*WHAT TO WORK ON*.
Every record below should be printed exactly as it appears.

---*---

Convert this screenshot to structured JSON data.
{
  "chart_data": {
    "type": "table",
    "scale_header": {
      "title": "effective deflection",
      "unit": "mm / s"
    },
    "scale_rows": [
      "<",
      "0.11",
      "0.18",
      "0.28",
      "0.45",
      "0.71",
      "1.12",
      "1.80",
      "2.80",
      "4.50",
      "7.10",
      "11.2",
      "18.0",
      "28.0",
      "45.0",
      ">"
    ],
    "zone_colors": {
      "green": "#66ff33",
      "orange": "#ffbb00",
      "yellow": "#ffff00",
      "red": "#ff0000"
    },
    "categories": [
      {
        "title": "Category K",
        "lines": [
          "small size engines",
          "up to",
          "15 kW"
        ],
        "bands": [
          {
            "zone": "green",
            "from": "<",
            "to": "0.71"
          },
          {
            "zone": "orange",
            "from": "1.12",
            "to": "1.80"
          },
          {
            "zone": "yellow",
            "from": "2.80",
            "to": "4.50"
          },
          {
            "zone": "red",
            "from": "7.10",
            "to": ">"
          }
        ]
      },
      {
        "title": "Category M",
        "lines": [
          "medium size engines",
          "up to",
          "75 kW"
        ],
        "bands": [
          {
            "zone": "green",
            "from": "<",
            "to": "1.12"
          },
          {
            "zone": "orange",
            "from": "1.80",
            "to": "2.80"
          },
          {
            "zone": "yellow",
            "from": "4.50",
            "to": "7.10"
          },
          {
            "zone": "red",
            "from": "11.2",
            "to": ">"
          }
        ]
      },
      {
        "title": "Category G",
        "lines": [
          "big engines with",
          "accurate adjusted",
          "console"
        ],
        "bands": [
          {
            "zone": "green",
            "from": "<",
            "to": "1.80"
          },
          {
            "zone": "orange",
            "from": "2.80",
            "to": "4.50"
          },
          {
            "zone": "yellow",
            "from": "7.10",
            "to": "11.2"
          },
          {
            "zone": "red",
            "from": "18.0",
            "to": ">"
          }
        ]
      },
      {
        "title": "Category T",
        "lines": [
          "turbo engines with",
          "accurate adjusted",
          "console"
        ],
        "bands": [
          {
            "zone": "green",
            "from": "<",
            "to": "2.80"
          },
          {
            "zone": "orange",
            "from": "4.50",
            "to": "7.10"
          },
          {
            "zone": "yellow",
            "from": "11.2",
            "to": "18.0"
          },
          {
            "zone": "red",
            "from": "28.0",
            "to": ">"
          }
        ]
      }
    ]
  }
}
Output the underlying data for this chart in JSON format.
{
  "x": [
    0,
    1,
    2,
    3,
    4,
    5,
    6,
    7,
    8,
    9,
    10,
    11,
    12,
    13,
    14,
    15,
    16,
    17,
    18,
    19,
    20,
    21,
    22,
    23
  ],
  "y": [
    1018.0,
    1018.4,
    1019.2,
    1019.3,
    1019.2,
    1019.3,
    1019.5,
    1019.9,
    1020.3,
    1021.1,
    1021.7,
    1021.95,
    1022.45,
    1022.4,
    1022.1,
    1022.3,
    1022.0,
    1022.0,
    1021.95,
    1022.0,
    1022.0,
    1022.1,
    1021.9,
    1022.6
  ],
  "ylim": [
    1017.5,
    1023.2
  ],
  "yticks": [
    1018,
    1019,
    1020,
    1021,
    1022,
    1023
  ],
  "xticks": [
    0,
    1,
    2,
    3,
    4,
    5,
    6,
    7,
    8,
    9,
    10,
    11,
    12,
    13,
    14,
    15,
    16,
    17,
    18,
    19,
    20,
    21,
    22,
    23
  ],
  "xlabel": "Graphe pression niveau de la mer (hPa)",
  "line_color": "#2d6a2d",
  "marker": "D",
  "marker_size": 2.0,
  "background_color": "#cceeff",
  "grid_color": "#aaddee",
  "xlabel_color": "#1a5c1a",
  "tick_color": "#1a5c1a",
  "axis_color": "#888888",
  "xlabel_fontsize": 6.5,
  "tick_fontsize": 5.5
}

---*---

*EXERCISE RESULT*.
Convert this screenshot to structured JSON data.
{
  "chart_data": {
    "type": "table",
    "scale_header": {
      "title": "effective deflection",
      "unit": "mm / s"
    },
    "scale_rows": [
      "<",
      "0.11",
      "0.18",
      "0.28",
      "0.45",
      "0.71",
      "1.12",
      "1.80",
      "2.80",
      "4.50",
      "7.10",
      "11.2",
      "18.0",
      "28.0",
      "45.0",
      ">"
    ],
    "zone_colors": {
      "green": "#66ff33",
      "orange": "#ffbb00",
      "yellow": "#ffff00",
      "red": "#ff0000"
    },
    "categories": [
      {
        "title": "Category K",
        "lines": [
          "small size engines",
          "up to",
          "15 kW"
        ],
        "bands": [
          {
            "zone": "green",
            "from": "<",
            "to": "0.71"
          },
          {
            "zone": "orange",
            "from": "1.12",
            "to": "1.80"
          },
          {
            "zone": "yellow",
            "from": "2.80",
            "to": "4.50"
          },
          {
            "zone": "red",
            "from": "7.10",
            "to": ">"
          }
        ]
      },
      {
        "title": "Category M",
        "lines": [
          "medium size engines",
          "up to",
          "75 kW"
        ],
        "bands": [
          {
            "zone": "green",
            "from": "<",
            "to": "1.12"
          },
          {
            "zone": "orange",
            "from": "1.80",
            "to": "2.80"
          },
          {
            "zone": "yellow",
            "from": "4.50",
            "to": "7.10"
          },
          {
            "zone": "red",
            "from": "11.2",
            "to": ">"
          }
        ]
      },
      {
        "title": "Category G",
        "lines": [
          "big engines with",
          "accurate adjusted",
          "console"
        ],
        "bands": [
          {
            "zone": "green",
            "from": "<",
            "to": "1.80"
          },
          {
            "zone": "orange",
            "from": "2.80",
            "to": "4.50"
          },
          {
            "zone": "yellow",
            "from": "7.10",
            "to": "11.2"
          },
          {
            "zone": "red",
            "from": "18.0",
            "to": ">"
          }
        ]
      },
      {
        "title": "Category T",
        "lines": [
          "turbo engines with",
          "accurate adjusted",
          "console"
        ],
        "bands": [
          {
            "zone": "green",
            "from": "<",
            "to": "2.80"
          },
          {
            "zone": "orange",
            "from": "4.50",
            "to": "7.10"
          },
          {
            "zone": "yellow",
            "from": "11.2",
            "to": "18.0"
          },
          {
            "zone": "red",
            "from": "28.0",
            "to": ">"
          }
        ]
      }
    ]
  }
}
Output the underlying data for this chart in JSON format.
{
  "x": [
    0,
    1,
    2,
    3,
    4,
    5,
    6,
    7,
    8,
    9,
    10,
    11,
    12,
    13,
    14,
    15,
    16,
    17,
    18,
    19,
    20,
    21,
    22,
    23
  ],
  "y": [
    1018.0,
    1018.4,
    1019.2,
    1019.3,
    1019.2,
    1019.3,
    1019.5,
    1019.9,
    1020.3,
    1021.1,
    1021.7,
    1021.95,
    1022.45,
    1022.4,
    1022.1,
    1022.3,
    1022.0,
    1022.0,
    1021.95,
    1022.0,
    1022.0,
    1022.1,
    1021.9,
    1022.6
  ],
  "ylim": [
    1017.5,
    1023.2
  ],
  "yticks": [
    1018,
    1019,
    1020,
    1021,
    1022,
    1023
  ],
  "xticks": [
    0,
    1,
    2,
    3,
    4,
    5,
    6,
    7,
    8,
    9,
    10,
    11,
    12,
    13,
    14,
    15,
    16,
    17,
    18,
    19,
    20,
    21,
    22,
    23
  ],
  "xlabel": "Graphe pression niveau de la mer (hPa)",
  "line_color": "#2d6a2d",
  "marker": "D",
  "marker_size": 2.0,
  "background_color": "#cceeff",
  "grid_color": "#aaddee",
  "xlabel_color": "#1a5c1a",
  "tick_color": "#1a5c1a",
  "axis_color": "#888888",
  "xlabel_fontsize": 6.5,
  "tick_fontsize": 5.5
}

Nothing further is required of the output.